Start Dataset rows

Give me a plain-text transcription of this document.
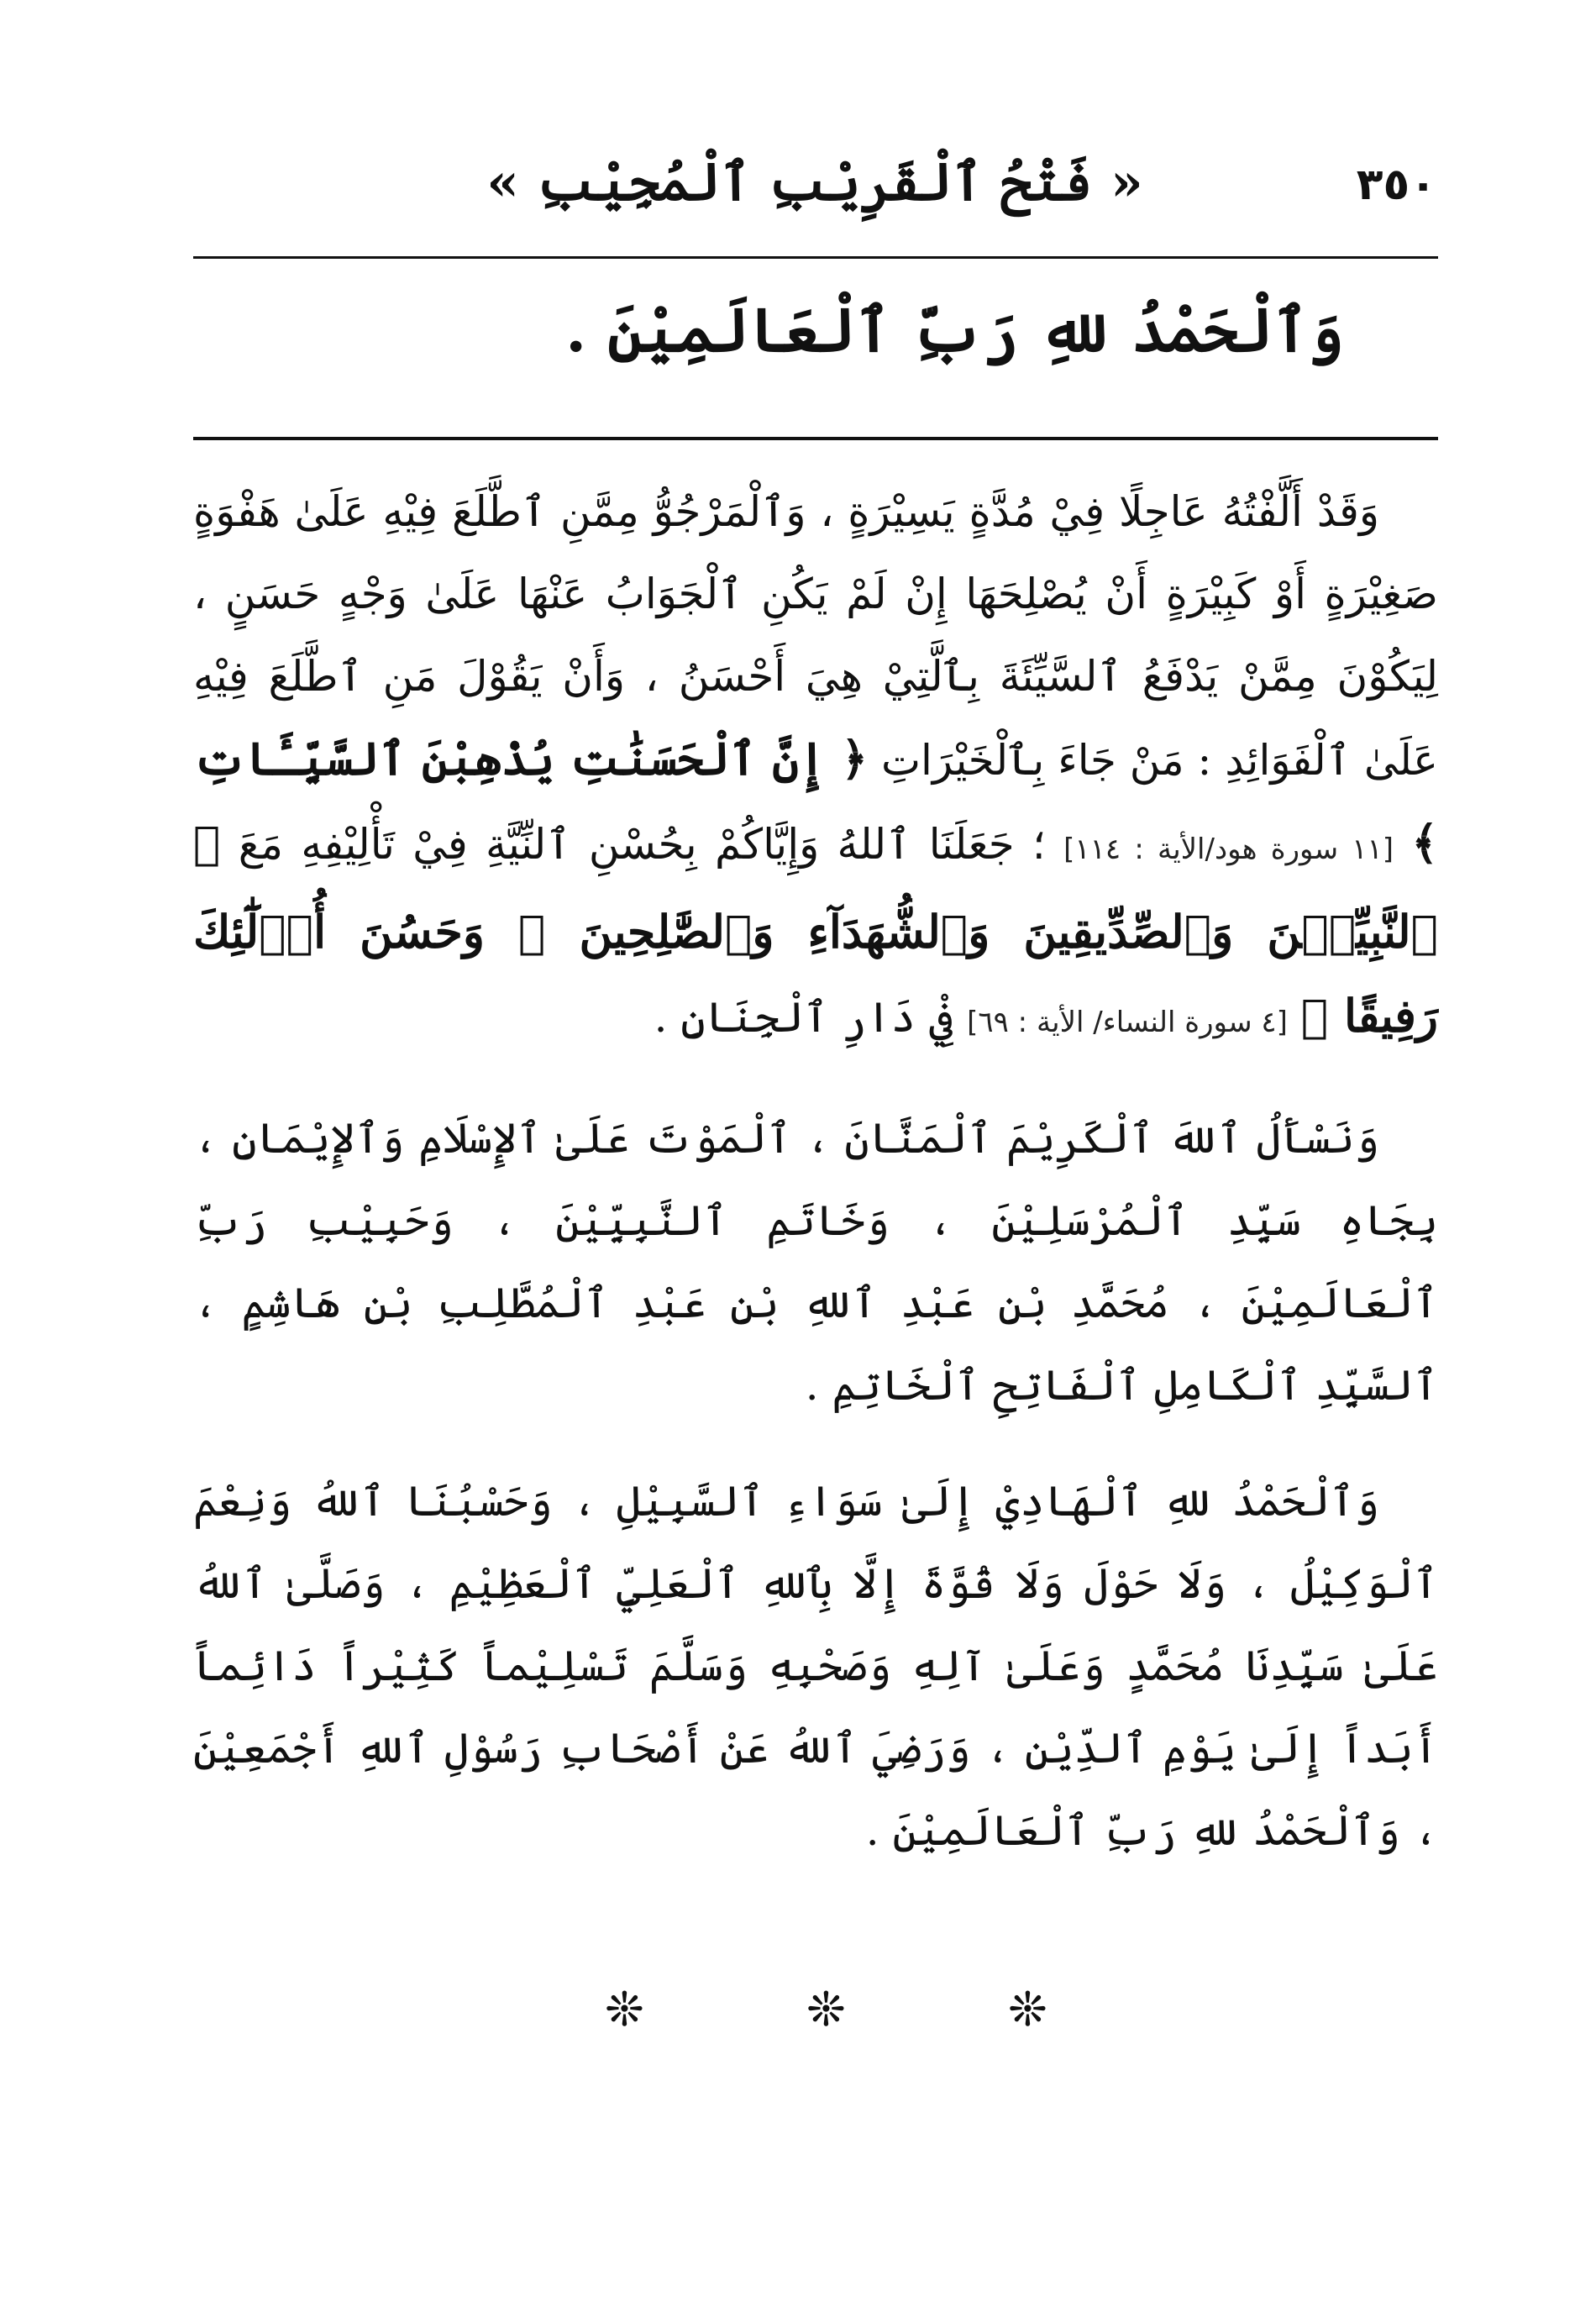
٣٥٠
« فَتْحُ ٱلْقَرِيْبِ ٱلْمُجِيْبِ »
وَٱلْحَمْدُ للهِ رَبِّ ٱلْعَالَمِيْنَ .

وَقَدْ أَلَّفْتُهُ عَاجِلًا فِيْ مُدَّةٍ يَسِيْرَةٍ ، وَٱلْمَرْجُوُّ مِمَّنِ ٱطَّلَعَ فِيْهِ عَلَىٰ هَفْوَةٍ صَغِيْرَةٍ أَوْ كَبِيْرَةٍ أَنْ يُصْلِحَهَا إِنْ لَمْ يَكُنِ ٱلْجَوَابُ عَنْهَا عَلَىٰ وَجْهٍ حَسَنٍ ، لِيَكُوْنَ مِمَّنْ يَدْفَعُ ٱلسَّيِّئَةَ بِٱلَّتِيْ هِيَ أَحْسَنُ ، وَأَنْ يَقُوْلَ مَنِ ٱطَّلَعَ فِيْهِ عَلَىٰ ٱلْفَوَائِدِ : مَنْ جَاءَ بِٱلْخَيْرَاتِ ﴿ إِنَّ ٱلْحَسَنَٰتِ يُذْهِبْنَ ٱلسَّيِّـَٔاتِ ﴾ [١١ سورة هود/الأية : ١١٤] ؛ جَعَلَنَا ٱللهُ وَإِيَّاكُمْ بِحُسْنِ ٱلنِّيَّةِ فِيْ تَأْلِيْفِهِ مَعَ ﴿ ٱلنَّبِيِّـۧنَ وَٱلصِّدِّيقِينَ وَٱلشُّهَدَآءِ وَٱلصَّٰلِحِينَ ۚ وَحَسُنَ أُو۟لَٰٓئِكَ رَفِيقًا ﴾ [٤ سورة النساء/ الأية : ٦٩] فِيْ دَارِ ٱلْجِنَانِ .

وَنَسْأَلُ ٱللهَ ٱلْكَرِيْمَ ٱلْمَنَّانَ ، ٱلْمَوْتَ عَلَىٰ ٱلإِسْلَامِ وَٱلإِيْمَانِ ، بِجَاهِ سَيِّدِ ٱلْمُرْسَلِيْنَ ، وَخَاتَمِ ٱلنَّبِيِّيْنَ ، وَحَبِيْبِ رَبِّ ٱلْعَالَمِيْنَ ، مُحَمَّدِ بْنِ عَبْدِ ٱللهِ بْنِ عَبْدِ ٱلْمُطَّلِبِ بْنِ هَاشِمٍ ، ٱلسَّيِّدِ ٱلْكَامِلِ ٱلْفَاتِحِ ٱلْخَاتِمِ .

وَٱلْحَمْدُ للهِ ٱلْهَادِيْ إِلَىٰ سَوَاءِ ٱلسَّبِيْلِ ، وَحَسْبُنَا ٱللهُ وَنِعْمَ ٱلْوَكِيْلُ ، وَلَا حَوْلَ وَلَا قُوَّةَ إِلَّا بِٱللهِ ٱلْعَلِيِّ ٱلْعَظِيْمِ ، وَصَلَّىٰ ٱللهُ عَلَىٰ سَيِّدِنَا مُحَمَّدٍ وَعَلَىٰ آلِهِ وَصَحْبِهِ وَسَلَّمَ تَسْلِيْماً كَثِيْراً دَائِماً أَبَداً إِلَىٰ يَوْمِ ٱلدِّيْنِ ، وَرَضِيَ ٱللهُ عَنْ أَصْحَابِ رَسُوْلِ ٱللهِ أَجْمَعِيْنَ ، وَٱلْحَمْدُ للهِ رَبِّ ٱلْعَالَمِيْنَ .

❊
❊
❊
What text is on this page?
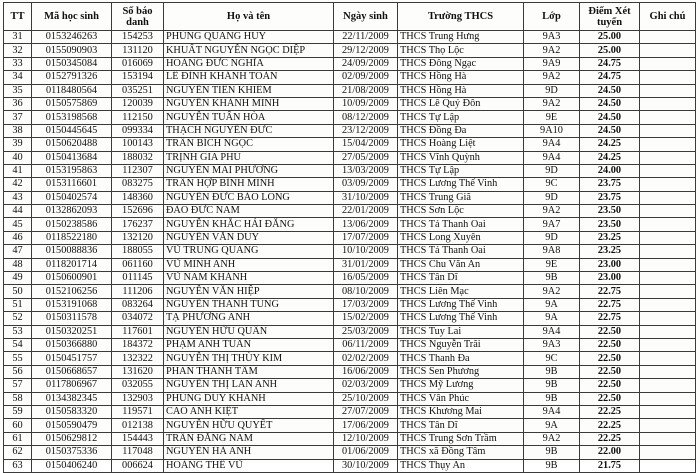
TT	Mã học sinh	Số báo danh	Họ và tên	Ngày sinh	Trường THCS	Lớp	Điểm Xét tuyển	Ghi chú
31	0153246263	154253	PHÙNG QUANG HUY	22/11/2009	THCS Trung Hưng	9A3	25.00	
32	0155090903	131120	KHUẤT NGUYỄN NGỌC DIỆP	29/12/2009	THCS Thọ Lộc	9A2	25.00	
33	0150345084	016069	HOÀNG ĐỨC NGHĨA	24/09/2009	THCS Đông Ngạc	9A9	24.75	
34	0152791326	153194	LÊ ĐÌNH KHÁNH TOÀN	02/09/2009	THCS Hồng Hà	9A2	24.75	
35	0118480564	035251	NGUYỄN TIẾN KHIÊM	21/08/2009	THCS Hồng Hà	9D	24.50	
36	0150575869	120039	NGUYỄN KHÁNH MINH	10/09/2009	THCS Lê Quý Đôn	9A2	24.50	
37	0153198568	112150	NGUYỄN TUẤN HÒA	08/12/2009	THCS Tự Lập	9E	24.50	
38	0150445645	099334	THẠCH NGUYỄN ĐỨC	23/12/2009	THCS Đồng Đa	9A10	24.50	
39	0150620488	100143	TRẦN BÍCH NGỌC	15/04/2009	THCS Hoàng Liệt	9A4	24.25	
40	0150413684	188032	TRỊNH GIA PHÚ	27/05/2009	THCS Vĩnh Quỳnh	9A4	24.25	
41	0153195863	112307	NGUYỄN MAI PHƯƠNG	13/03/2009	THCS Tự Lập	9D	24.00	
42	0153116601	083275	TRẦN HỢP BÌNH MINH	03/09/2009	THCS Lương Thế Vinh	9C	23.75	
43	0150402574	148360	NGUYỄN ĐỨC BẢO LONG	31/10/2009	THCS Trung Giã	9D	23.75	
44	0132862093	152696	ĐÀO ĐỨC NAM	22/01/2009	THCS Sơn Lộc	9A2	23.50	
45	0150238586	176237	NGUYỄN KHẮC HẢI ĐĂNG	13/06/2009	THCS Tả Thanh Oai	9A7	23.50	
46	0118522180	132120	NGUYỄN VĂN DUY	17/07/2009	THCS Long Xuyên	9D	23.25	
47	0150088836	188055	VŨ TRUNG QUANG	10/10/2009	THCS Tả Thanh Oai	9A8	23.25	
48	0118201714	061160	VŨ MINH ANH	31/01/2009	THCS Chu Văn An	9E	23.00	
49	0150600901	011145	VŨ NAM KHÁNH	16/05/2009	THCS Tân Dĩ	9B	23.00	
50	0152106256	111206	NGUYỄN VĂN HIỆP	08/10/2009	THCS Liên Mạc	9A2	22.75	
51	0153191068	083264	NGUYỄN THANH TÙNG	17/03/2009	THCS Lương Thế Vinh	9A	22.75	
52	0150311578	034072	TẠ PHƯƠNG ANH	15/02/2009	THCS Lương Thế Vinh	9A	22.75	
53	0150320251	117601	NGUYỄN HỮU QUÂN	25/03/2009	THCS Tuy Lai	9A4	22.50	
54	0150366880	184372	PHẠM ANH TUẤN	06/11/2009	THCS Nguyễn Trãi	9A3	22.50	
55	0150451757	132322	NGUYỄN THỊ THÙY KIM	02/02/2009	THCS Thanh Đa	9C	22.50	
56	0150668657	131620	PHAN THANH TÂM	16/06/2009	THCS Sen Phương	9B	22.50	
57	0117806967	032055	NGUYỄN THỊ LAN ANH	02/03/2009	THCS Mỹ Lương	9B	22.50	
58	0134382345	132903	PHÙNG DUY KHÁNH	25/10/2009	THCS Vân Phúc	9B	22.50	
59	0150583320	119571	CAO ANH KIỆT	27/07/2009	THCS Khương Mai	9A4	22.25	
60	0150590479	012138	NGUYỄN HỮU QUYẾT	17/06/2009	THCS Tân Dĩ	9A	22.25	
61	0150629812	154443	TRẦN ĐĂNG NAM	12/10/2009	THCS Trung Sơn Trầm	9A2	22.25	
62	0150375336	117048	NGUYỄN HÀ ANH	01/06/2009	THCS xã Đồng Tâm	9B	22.00	
63	0150406240	006624	HOÀNG THẾ VŨ	30/10/2009	THCS Thụy An	9B	21.75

End Dataset rows

Instructions to follow: Nothing in the entries above should change when they are printed again, except that the pictures are dropped.

Answer to this exercise:
Give me a plain-text transcription of this document.
٣٥٠
« فَتْحُ ٱلْقَرِيْبِ ٱلْمُجِيْبِ »
وَٱلْحَمْدُ للهِ رَبِّ ٱلْعَالَمِيْنَ .

وَقَدْ أَلَّفْتُهُ عَاجِلًا فِيْ مُدَّةٍ يَسِيْرَةٍ ، وَٱلْمَرْجُوُّ مِمَّنِ ٱطَّلَعَ فِيْهِ عَلَىٰ هَفْوَةٍ صَغِيْرَةٍ أَوْ كَبِيْرَةٍ أَنْ يُصْلِحَهَا إِنْ لَمْ يَكُنِ ٱلْجَوَابُ عَنْهَا عَلَىٰ وَجْهٍ حَسَنٍ ، لِيَكُوْنَ مِمَّنْ يَدْفَعُ ٱلسَّيِّئَةَ بِٱلَّتِيْ هِيَ أَحْسَنُ ، وَأَنْ يَقُوْلَ مَنِ ٱطَّلَعَ فِيْهِ عَلَىٰ ٱلْفَوَائِدِ : مَنْ جَاءَ بِٱلْخَيْرَاتِ ﴿ إِنَّ ٱلْحَسَنَٰتِ يُذْهِبْنَ ٱلسَّيِّـَٔاتِ ﴾ [١١ سورة هود/الأية : ١١٤] ؛ جَعَلَنَا ٱللهُ وَإِيَّاكُمْ بِحُسْنِ ٱلنِّيَّةِ فِيْ تَأْلِيْفِهِ مَعَ ﴿ ٱلنَّبِيِّـۧنَ وَٱلصِّدِّيقِينَ وَٱلشُّهَدَآءِ وَٱلصَّٰلِحِينَ ۚ وَحَسُنَ أُو۟لَٰٓئِكَ رَفِيقًا ﴾ [٤ سورة النساء/ الأية : ٦٩] فِيْ دَارِ ٱلْجِنَانِ .

وَنَسْأَلُ ٱللهَ ٱلْكَرِيْمَ ٱلْمَنَّانَ ، ٱلْمَوْتَ عَلَىٰ ٱلإِسْلَامِ وَٱلإِيْمَانِ ، بِجَاهِ سَيِّدِ ٱلْمُرْسَلِيْنَ ، وَخَاتَمِ ٱلنَّبِيِّيْنَ ، وَحَبِيْبِ رَبِّ ٱلْعَالَمِيْنَ ، مُحَمَّدِ بْنِ عَبْدِ ٱللهِ بْنِ عَبْدِ ٱلْمُطَّلِبِ بْنِ هَاشِمٍ ، ٱلسَّيِّدِ ٱلْكَامِلِ ٱلْفَاتِحِ ٱلْخَاتِمِ .

وَٱلْحَمْدُ للهِ ٱلْهَادِيْ إِلَىٰ سَوَاءِ ٱلسَّبِيْلِ ، وَحَسْبُنَا ٱللهُ وَنِعْمَ ٱلْوَكِيْلُ ، وَلَا حَوْلَ وَلَا قُوَّةَ إِلَّا بِٱللهِ ٱلْعَلِيِّ ٱلْعَظِيْمِ ، وَصَلَّىٰ ٱللهُ عَلَىٰ سَيِّدِنَا مُحَمَّدٍ وَعَلَىٰ آلِهِ وَصَحْبِهِ وَسَلَّمَ تَسْلِيْماً كَثِيْراً دَائِماً أَبَداً إِلَىٰ يَوْمِ ٱلدِّيْنِ ، وَرَضِيَ ٱللهُ عَنْ أَصْحَابِ رَسُوْلِ ٱللهِ أَجْمَعِيْنَ ، وَٱلْحَمْدُ للهِ رَبِّ ٱلْعَالَمِيْنَ .

❊
❊
❊
What text is on this page?
TT	Mã học sinh	Số báo danh	Họ và tên	Ngày sinh	Trường THCS	Lớp	Điểm Xét tuyển	Ghi chú
31	0153246263	154253	PHÙNG QUANG HUY	22/11/2009	THCS Trung Hưng	9A3	25.00	
32	0155090903	131120	KHUẤT NGUYỄN NGỌC DIỆP	29/12/2009	THCS Thọ Lộc	9A2	25.00	
33	0150345084	016069	HOÀNG ĐỨC NGHĨA	24/09/2009	THCS Đông Ngạc	9A9	24.75	
34	0152791326	153194	LÊ ĐÌNH KHÁNH TOÀN	02/09/2009	THCS Hồng Hà	9A2	24.75	
35	0118480564	035251	NGUYỄN TIẾN KHIÊM	21/08/2009	THCS Hồng Hà	9D	24.50	
36	0150575869	120039	NGUYỄN KHÁNH MINH	10/09/2009	THCS Lê Quý Đôn	9A2	24.50	
37	0153198568	112150	NGUYỄN TUẤN HÒA	08/12/2009	THCS Tự Lập	9E	24.50	
38	0150445645	099334	THẠCH NGUYỄN ĐỨC	23/12/2009	THCS Đồng Đa	9A10	24.50	
39	0150620488	100143	TRẦN BÍCH NGỌC	15/04/2009	THCS Hoàng Liệt	9A4	24.25	
40	0150413684	188032	TRỊNH GIA PHÚ	27/05/2009	THCS Vĩnh Quỳnh	9A4	24.25	
41	0153195863	112307	NGUYỄN MAI PHƯƠNG	13/03/2009	THCS Tự Lập	9D	24.00	
42	0153116601	083275	TRẦN HỢP BÌNH MINH	03/09/2009	THCS Lương Thế Vinh	9C	23.75	
43	0150402574	148360	NGUYỄN ĐỨC BẢO LONG	31/10/2009	THCS Trung Giã	9D	23.75	
44	0132862093	152696	ĐÀO ĐỨC NAM	22/01/2009	THCS Sơn Lộc	9A2	23.50	
45	0150238586	176237	NGUYỄN KHẮC HẢI ĐĂNG	13/06/2009	THCS Tả Thanh Oai	9A7	23.50	
46	0118522180	132120	NGUYỄN VĂN DUY	17/07/2009	THCS Long Xuyên	9D	23.25	
47	0150088836	188055	VŨ TRUNG QUANG	10/10/2009	THCS Tả Thanh Oai	9A8	23.25	
48	0118201714	061160	VŨ MINH ANH	31/01/2009	THCS Chu Văn An	9E	23.00	
49	0150600901	011145	VŨ NAM KHÁNH	16/05/2009	THCS Tân Dĩ	9B	23.00	
50	0152106256	111206	NGUYỄN VĂN HIỆP	08/10/2009	THCS Liên Mạc	9A2	22.75	
51	0153191068	083264	NGUYỄN THANH TÙNG	17/03/2009	THCS Lương Thế Vinh	9A	22.75	
52	0150311578	034072	TẠ PHƯƠNG ANH	15/02/2009	THCS Lương Thế Vinh	9A	22.75	
53	0150320251	117601	NGUYỄN HỮU QUÂN	25/03/2009	THCS Tuy Lai	9A4	22.50	
54	0150366880	184372	PHẠM ANH TUẤN	06/11/2009	THCS Nguyễn Trãi	9A3	22.50	
55	0150451757	132322	NGUYỄN THỊ THÙY KIM	02/02/2009	THCS Thanh Đa	9C	22.50	
56	0150668657	131620	PHAN THANH TÂM	16/06/2009	THCS Sen Phương	9B	22.50	
57	0117806967	032055	NGUYỄN THỊ LAN ANH	02/03/2009	THCS Mỹ Lương	9B	22.50	
58	0134382345	132903	PHÙNG DUY KHÁNH	25/10/2009	THCS Vân Phúc	9B	22.50	
59	0150583320	119571	CAO ANH KIỆT	27/07/2009	THCS Khương Mai	9A4	22.25	
60	0150590479	012138	NGUYỄN HỮU QUYẾT	17/06/2009	THCS Tân Dĩ	9A	22.25	
61	0150629812	154443	TRẦN ĐĂNG NAM	12/10/2009	THCS Trung Sơn Trầm	9A2	22.25	
62	0150375336	117048	NGUYỄN HÀ ANH	01/06/2009	THCS xã Đồng Tâm	9B	22.00	
63	0150406240	006624	HOÀNG THẾ VŨ	30/10/2009	THCS Thụy An	9B	21.75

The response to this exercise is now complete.